## Stated exercise
Reproduce each record below exactly as written.

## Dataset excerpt
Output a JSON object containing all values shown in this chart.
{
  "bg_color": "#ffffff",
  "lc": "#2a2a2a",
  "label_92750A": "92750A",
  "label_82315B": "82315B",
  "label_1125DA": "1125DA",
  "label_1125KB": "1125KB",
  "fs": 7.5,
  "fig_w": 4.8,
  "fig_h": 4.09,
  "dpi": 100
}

## Answer for this exercise
Output a JSON object containing all values shown in this chart.
{
  "bg_color": "#ffffff",
  "lc": "#2a2a2a",
  "label_92750A": "92750A",
  "label_82315B": "82315B",
  "label_1125DA": "1125DA",
  "label_1125KB": "1125KB",
  "fs": 7.5,
  "fig_w": 4.8,
  "fig_h": 4.09,
  "dpi": 100
}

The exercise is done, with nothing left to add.